> **YOUR GOAL**: With the images removed, repeat the data below exactly.

> **DATASET ENTRIES**:
****

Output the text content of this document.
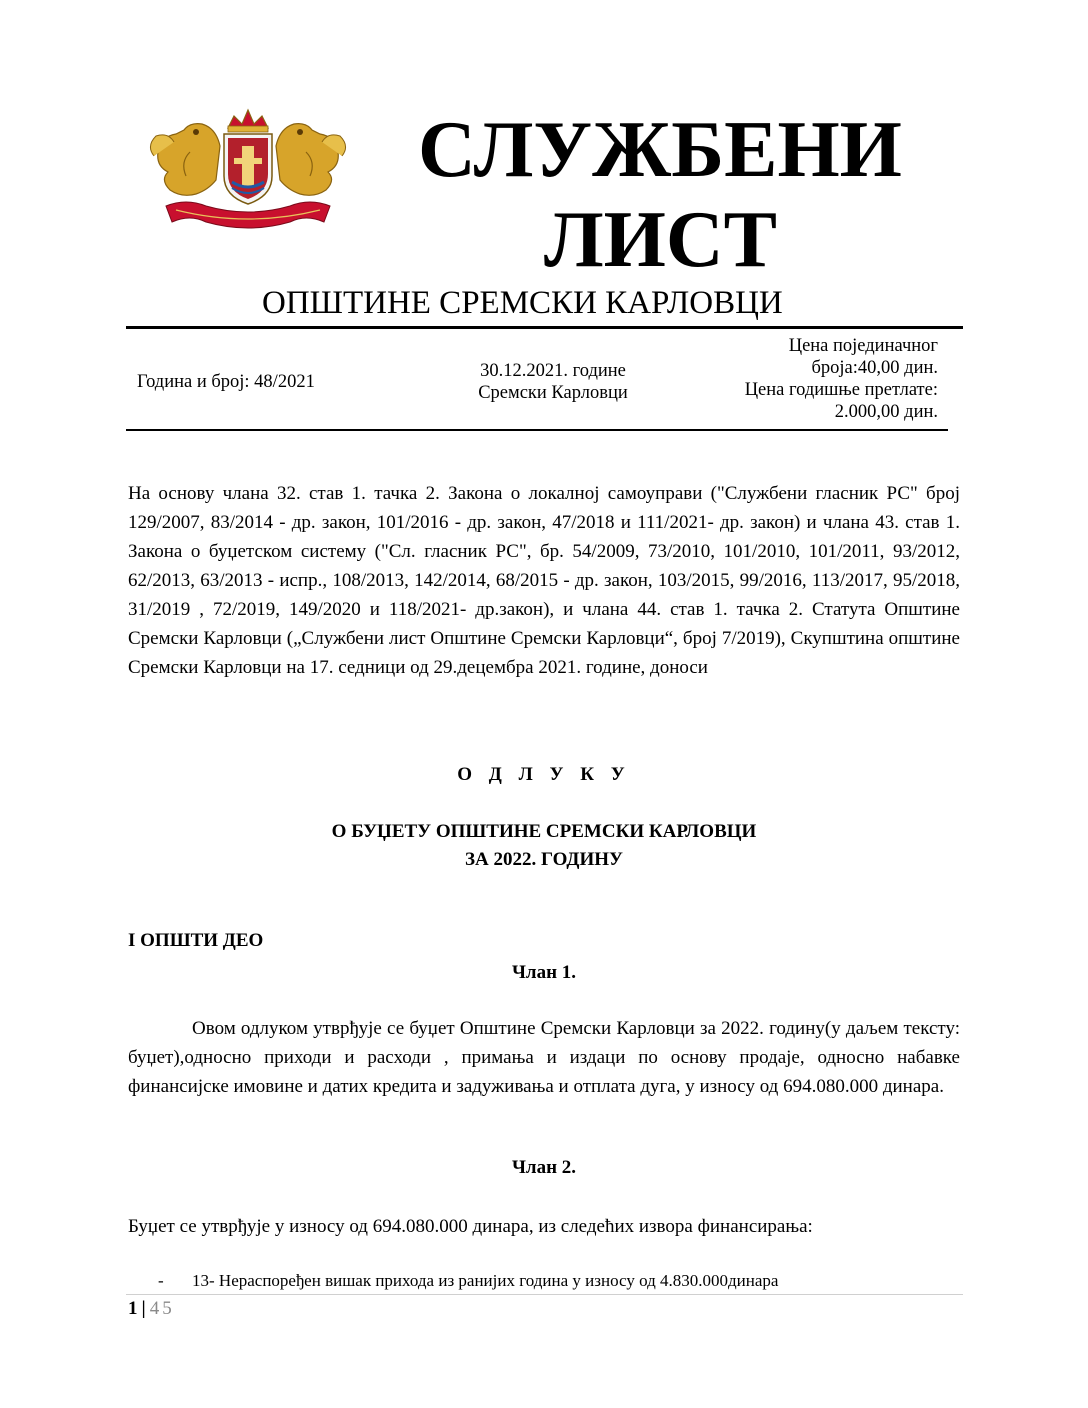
СЛУЖБЕНИ
ЛИСТ
ОПШТИНЕ СРЕМСКИ КАРЛОВЦИ
Година и број: 48/2021
30.12.2021. године
Сремски Карловци
Цена појединачног
броја:40,00 дин.
Цена годишње претлате:
2.000,00 дин.
На основу члана 32. став 1. тачка 2. Закона о локалној самоуправи ("Службени гласник РС" број 129/2007, 83/2014 - др. закон, 101/2016 - др. закон, 47/2018 и 111/2021- др. закон) и члана 43. став 1. Закона о буџетском систему ("Сл. гласник РС", бр. 54/2009, 73/2010, 101/2010, 101/2011, 93/2012, 62/2013, 63/2013 - испр., 108/2013, 142/2014, 68/2015 - др. закон, 103/2015, 99/2016, 113/2017, 95/2018, 31/2019 , 72/2019, 149/2020 и 118/2021- др.закон), и члана 44. став 1. тачка 2. Статута Општине Сремски Карловци („Службени лист Општине Сремски Карловци“, број 7/2019), Скупштина општине Сремски Карловци на 17. седници од 29.децембра 2021. године, доноси
О Д Л У К У
О БУЏЕТУ ОПШТИНЕ СРЕМСКИ КАРЛОВЦИ
ЗА 2022. ГОДИНУ
I ОПШТИ ДЕО
Члан 1.
Овом одлуком утврђује се буџет Општине Сремски Карловци за 2022. годину(у даљем тексту: буџет),односно приходи и расходи , примања и издаци по основу продаје, односно набавке финансијске имовине и датих кредита и задуживања и отплата дуга, у износу од 694.080.000 динара.
Члан 2.
Буџет се утврђује у износу од 694.080.000 динара, из следећих извора финансирања:
- 13- Нераспоређен вишак прихода из ранијих година у износу од 4.830.000динара
1 | 45
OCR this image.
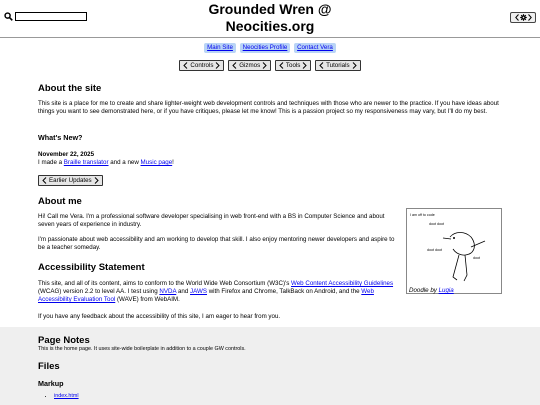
Grounded Wren @
Neocities.org
Main Site Neocities Profile Contact Vera
Controls
	Gizmos
	Tools
	Tutorials
About the site

This site is a place for me to create and share lighter-weight web development controls and techniques with those who are newer to the practice. If you have ideas about things you want to see demonstrated here, or if you have critiques, please let me know! This is a passion project so my responsiveness may vary, but I'll do my best.

What's New?

November 22, 2025

I made a Braille translator and a new Music page!

Earlier Updates
About me

Hi! Call me Vera. I'm a professional software developer specialising in web front-end with a BS in Computer Science and about seven years of experience in industry.

I'm passionate about web accessibility and am working to develop that skill. I also enjoy mentoring newer developers and aspire to be a teacher someday.

I am off to code
doot doot
doot doot
doot

Doodle by Lugia

Accessibility Statement

This site, and all of its content, aims to conform to the World Wide Web Consortium (W3C)'s Web Content Accessibility Guidelines (WCAG) version 2.2 to level AA. I test using NVDA and JAWS with Firefox and Chrome, TalkBack on Android, and the Web Accessibility Evaluation Tool (WAVE) from WebAIM.

If you have any feedback about the accessibility of this site, I am eager to hear from you.

Page Notes

This is the home page. It uses site-wide boilerplate in addition to a couple GW controls.

Files
Markup
• index.html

****

> **FINAL RESULT**:
Output the text content of this document.
СЛУЖБЕНИ
ЛИСТ
ОПШТИНЕ СРЕМСКИ КАРЛОВЦИ
Година и број: 48/2021
30.12.2021. године
Сремски Карловци
Цена појединачног
броја:40,00 дин.
Цена годишње претлате:
2.000,00 дин.
На основу члана 32. став 1. тачка 2. Закона о локалној самоуправи ("Службени гласник РС" број 129/2007, 83/2014 - др. закон, 101/2016 - др. закон, 47/2018 и 111/2021- др. закон) и члана 43. став 1. Закона о буџетском систему ("Сл. гласник РС", бр. 54/2009, 73/2010, 101/2010, 101/2011, 93/2012, 62/2013, 63/2013 - испр., 108/2013, 142/2014, 68/2015 - др. закон, 103/2015, 99/2016, 113/2017, 95/2018, 31/2019 , 72/2019, 149/2020 и 118/2021- др.закон), и члана 44. став 1. тачка 2. Статута Општине Сремски Карловци („Службени лист Општине Сремски Карловци“, број 7/2019), Скупштина општине Сремски Карловци на 17. седници од 29.децембра 2021. године, доноси
О Д Л У К У
О БУЏЕТУ ОПШТИНЕ СРЕМСКИ КАРЛОВЦИ
ЗА 2022. ГОДИНУ
I ОПШТИ ДЕО
Члан 1.
Овом одлуком утврђује се буџет Општине Сремски Карловци за 2022. годину(у даљем тексту: буџет),односно приходи и расходи , примања и издаци по основу продаје, односно набавке финансијске имовине и датих кредита и задуживања и отплата дуга, у износу од 694.080.000 динара.
Члан 2.
Буџет се утврђује у износу од 694.080.000 динара, из следећих извора финансирања:
- 13- Нераспоређен вишак прихода из ранијих година у износу од 4.830.000динара
1 | 45
OCR this image.
Grounded Wren @
Neocities.org
Main Site Neocities Profile Contact Vera
Controls
	Gizmos
	Tools
	Tutorials
About the site

This site is a place for me to create and share lighter-weight web development controls and techniques with those who are newer to the practice. If you have ideas about things you want to see demonstrated here, or if you have critiques, please let me know! This is a passion project so my responsiveness may vary, but I'll do my best.

What's New?

November 22, 2025

I made a Braille translator and a new Music page!

Earlier Updates
About me

Hi! Call me Vera. I'm a professional software developer specialising in web front-end with a BS in Computer Science and about seven years of experience in industry.

I'm passionate about web accessibility and am working to develop that skill. I also enjoy mentoring newer developers and aspire to be a teacher someday.

I am off to code
doot doot
doot doot
doot

Doodle by Lugia

Accessibility Statement

This site, and all of its content, aims to conform to the World Wide Web Consortium (W3C)'s Web Content Accessibility Guidelines (WCAG) version 2.2 to level AA. I test using NVDA and JAWS with Firefox and Chrome, TalkBack on Android, and the Web Accessibility Evaluation Tool (WAVE) from WebAIM.

If you have any feedback about the accessibility of this site, I am eager to hear from you.

Page Notes

This is the home page. It uses site-wide boilerplate in addition to a couple GW controls.

Files
Markup
• index.html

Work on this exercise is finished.